* Start Provided entries *

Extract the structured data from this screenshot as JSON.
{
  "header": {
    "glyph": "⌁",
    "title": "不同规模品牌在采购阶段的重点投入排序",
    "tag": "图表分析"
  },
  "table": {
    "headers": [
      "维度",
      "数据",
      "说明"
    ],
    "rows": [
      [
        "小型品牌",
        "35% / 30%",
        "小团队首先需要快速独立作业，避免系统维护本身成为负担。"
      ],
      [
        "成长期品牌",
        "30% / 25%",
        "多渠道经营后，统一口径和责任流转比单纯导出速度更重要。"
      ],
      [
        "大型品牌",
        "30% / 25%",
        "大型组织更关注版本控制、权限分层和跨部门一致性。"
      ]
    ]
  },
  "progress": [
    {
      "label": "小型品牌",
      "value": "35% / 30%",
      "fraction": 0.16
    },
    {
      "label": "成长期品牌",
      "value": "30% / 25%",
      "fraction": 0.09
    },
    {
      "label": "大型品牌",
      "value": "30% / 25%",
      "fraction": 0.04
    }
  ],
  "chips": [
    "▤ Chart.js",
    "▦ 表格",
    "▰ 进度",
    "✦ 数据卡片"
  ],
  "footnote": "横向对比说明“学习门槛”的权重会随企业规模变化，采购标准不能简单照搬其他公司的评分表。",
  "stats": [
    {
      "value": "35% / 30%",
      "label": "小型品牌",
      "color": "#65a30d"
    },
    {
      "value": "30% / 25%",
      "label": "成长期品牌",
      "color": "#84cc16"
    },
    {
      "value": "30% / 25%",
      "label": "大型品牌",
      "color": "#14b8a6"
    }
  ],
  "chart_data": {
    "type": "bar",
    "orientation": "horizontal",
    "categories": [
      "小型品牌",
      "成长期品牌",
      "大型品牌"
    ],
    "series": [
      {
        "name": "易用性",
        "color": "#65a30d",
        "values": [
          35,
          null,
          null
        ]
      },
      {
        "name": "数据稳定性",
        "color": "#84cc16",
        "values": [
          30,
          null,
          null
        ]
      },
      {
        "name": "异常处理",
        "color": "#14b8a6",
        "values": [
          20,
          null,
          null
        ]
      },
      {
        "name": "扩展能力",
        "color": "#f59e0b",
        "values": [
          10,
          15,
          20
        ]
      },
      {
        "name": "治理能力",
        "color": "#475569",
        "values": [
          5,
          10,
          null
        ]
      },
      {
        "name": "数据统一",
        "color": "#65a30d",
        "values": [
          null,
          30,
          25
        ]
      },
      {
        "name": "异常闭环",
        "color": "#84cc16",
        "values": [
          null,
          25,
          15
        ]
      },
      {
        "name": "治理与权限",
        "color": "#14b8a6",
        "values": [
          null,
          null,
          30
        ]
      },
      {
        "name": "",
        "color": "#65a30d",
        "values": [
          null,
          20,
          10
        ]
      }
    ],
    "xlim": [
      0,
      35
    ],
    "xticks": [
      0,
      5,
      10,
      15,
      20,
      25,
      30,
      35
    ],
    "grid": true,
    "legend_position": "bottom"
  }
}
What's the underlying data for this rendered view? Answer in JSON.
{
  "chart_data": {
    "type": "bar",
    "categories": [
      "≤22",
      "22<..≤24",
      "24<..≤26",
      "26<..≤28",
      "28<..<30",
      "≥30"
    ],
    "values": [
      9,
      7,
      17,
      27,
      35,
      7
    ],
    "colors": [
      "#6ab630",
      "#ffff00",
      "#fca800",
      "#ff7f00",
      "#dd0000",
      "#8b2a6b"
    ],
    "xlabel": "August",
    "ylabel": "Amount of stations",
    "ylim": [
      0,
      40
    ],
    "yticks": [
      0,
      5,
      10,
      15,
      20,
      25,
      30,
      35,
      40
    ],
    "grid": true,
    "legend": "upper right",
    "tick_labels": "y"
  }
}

* End Provided entries *

Write out every line of the preceding listing that contains "this".

■ Correct response
Extract the structured data from this screenshot as JSON.
What's the underlying data for this rendered view? Answer in JSON.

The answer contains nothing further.